*Page text*
==========
ECE 60600 - Solid State Devices I
Course Details
Lecture Hours: 3 Credits: 3
Areas of Specialization:
- Microelectronics and Nanotechnology
Counts as:
Normally Offered:
Each Fall, Spring
Campus/Online:
On-campus and online
Catalog Description:
A relatively-broad moderate-depth coverage of semiconductor devices and related topics. The first portion of the course presents and examines semiconductor fundamentals required in the operational analysis of microelectronic devices. Next, PN junction and Metal-Semiconductor diode theory is reviewed, followed by analyses of the Bipolar Junction Transistor (BJT) and Heterojunction Bipolar Transistor (HBT). The final portion of the course treats the Metal-Oxide-Semiconductor Capacitor (MOS-C) and Field Effect Transistor (MOSFET).
Required Text(s):
- Advanced Semiconductor Fundamentals, Vol. VI in the Modular Series on Solid State Devices , 2nd Edition , R. F. Pierret , Prentice-Hall , 2002 , ISBN No. 978-0130617927
- Semiconductor Device Fundamentals , R. F. Pierret , Addison-Wesley , 1996 , ISBN No. 978-0201543933
Recommended Text(s):
None.
==========
(Spatial annotation records)
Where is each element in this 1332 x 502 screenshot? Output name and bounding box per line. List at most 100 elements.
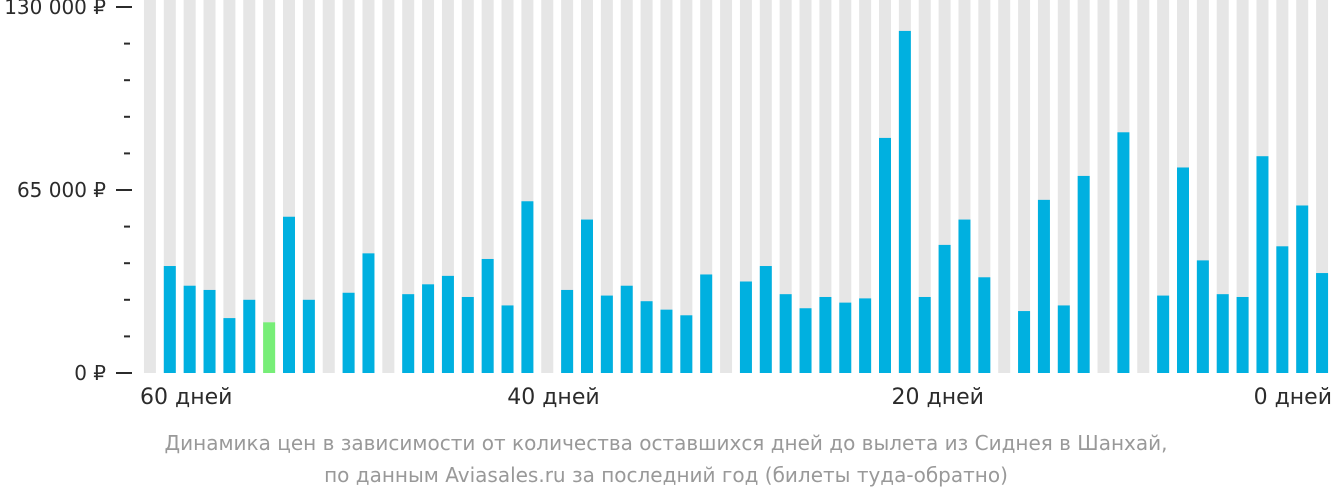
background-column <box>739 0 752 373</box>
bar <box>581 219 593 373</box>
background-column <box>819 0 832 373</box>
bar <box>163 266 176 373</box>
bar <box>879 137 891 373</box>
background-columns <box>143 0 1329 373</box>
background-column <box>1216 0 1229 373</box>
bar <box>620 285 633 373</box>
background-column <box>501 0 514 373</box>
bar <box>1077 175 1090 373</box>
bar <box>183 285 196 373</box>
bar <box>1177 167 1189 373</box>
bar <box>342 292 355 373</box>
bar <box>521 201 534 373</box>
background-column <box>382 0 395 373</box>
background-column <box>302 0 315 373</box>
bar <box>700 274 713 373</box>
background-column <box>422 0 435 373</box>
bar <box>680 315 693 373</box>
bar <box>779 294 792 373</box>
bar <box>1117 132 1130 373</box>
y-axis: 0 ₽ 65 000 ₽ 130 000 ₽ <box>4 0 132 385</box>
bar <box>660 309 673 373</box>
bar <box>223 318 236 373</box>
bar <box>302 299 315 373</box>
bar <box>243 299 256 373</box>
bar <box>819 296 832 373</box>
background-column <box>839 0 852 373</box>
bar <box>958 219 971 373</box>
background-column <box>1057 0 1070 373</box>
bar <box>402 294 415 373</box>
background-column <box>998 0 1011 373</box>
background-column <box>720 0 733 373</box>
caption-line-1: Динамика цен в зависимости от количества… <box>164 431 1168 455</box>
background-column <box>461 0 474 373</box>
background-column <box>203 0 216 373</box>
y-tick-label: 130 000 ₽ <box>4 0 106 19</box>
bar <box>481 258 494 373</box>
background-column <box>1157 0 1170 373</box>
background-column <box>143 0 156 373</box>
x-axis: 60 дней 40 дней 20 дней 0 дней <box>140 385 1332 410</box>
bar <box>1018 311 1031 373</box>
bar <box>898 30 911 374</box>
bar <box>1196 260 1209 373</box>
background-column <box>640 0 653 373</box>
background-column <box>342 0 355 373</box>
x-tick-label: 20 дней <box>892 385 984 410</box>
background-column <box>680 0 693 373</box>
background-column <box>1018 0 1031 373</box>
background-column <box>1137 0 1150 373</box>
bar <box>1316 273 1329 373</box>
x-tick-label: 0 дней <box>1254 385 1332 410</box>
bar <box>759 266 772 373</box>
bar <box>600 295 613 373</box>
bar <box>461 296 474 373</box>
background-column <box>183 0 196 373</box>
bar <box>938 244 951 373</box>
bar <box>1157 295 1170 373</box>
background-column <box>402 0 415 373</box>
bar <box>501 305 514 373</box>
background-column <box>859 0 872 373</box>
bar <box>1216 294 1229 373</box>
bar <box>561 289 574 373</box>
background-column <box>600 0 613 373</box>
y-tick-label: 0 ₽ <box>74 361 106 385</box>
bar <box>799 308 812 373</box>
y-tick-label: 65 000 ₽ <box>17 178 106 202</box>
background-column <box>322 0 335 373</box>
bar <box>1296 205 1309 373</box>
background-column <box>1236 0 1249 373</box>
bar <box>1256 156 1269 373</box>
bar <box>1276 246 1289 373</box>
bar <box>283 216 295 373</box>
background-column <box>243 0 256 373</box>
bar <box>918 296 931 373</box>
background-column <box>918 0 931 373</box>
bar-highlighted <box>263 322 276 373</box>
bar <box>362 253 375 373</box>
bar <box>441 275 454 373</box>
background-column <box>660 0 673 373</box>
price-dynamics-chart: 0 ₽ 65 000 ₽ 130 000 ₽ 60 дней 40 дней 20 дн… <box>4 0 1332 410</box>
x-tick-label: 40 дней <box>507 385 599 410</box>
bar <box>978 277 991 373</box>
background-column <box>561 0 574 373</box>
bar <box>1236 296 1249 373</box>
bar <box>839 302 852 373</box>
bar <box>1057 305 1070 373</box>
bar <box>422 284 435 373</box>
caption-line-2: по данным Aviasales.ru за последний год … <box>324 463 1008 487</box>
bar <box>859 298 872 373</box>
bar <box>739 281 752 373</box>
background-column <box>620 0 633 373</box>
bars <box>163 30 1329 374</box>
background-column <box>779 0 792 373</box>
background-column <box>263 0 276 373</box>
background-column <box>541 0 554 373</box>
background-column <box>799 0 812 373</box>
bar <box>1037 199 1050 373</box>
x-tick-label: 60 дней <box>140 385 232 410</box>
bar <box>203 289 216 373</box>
==========
*Jobs*
A) According to the course page, in which semesters is the course normally offered?
B) Count the lines in the rows that contain the string "дней", treating case as significant, and give only the number.

*The solutions*
A) Each fall and spring.

B) 6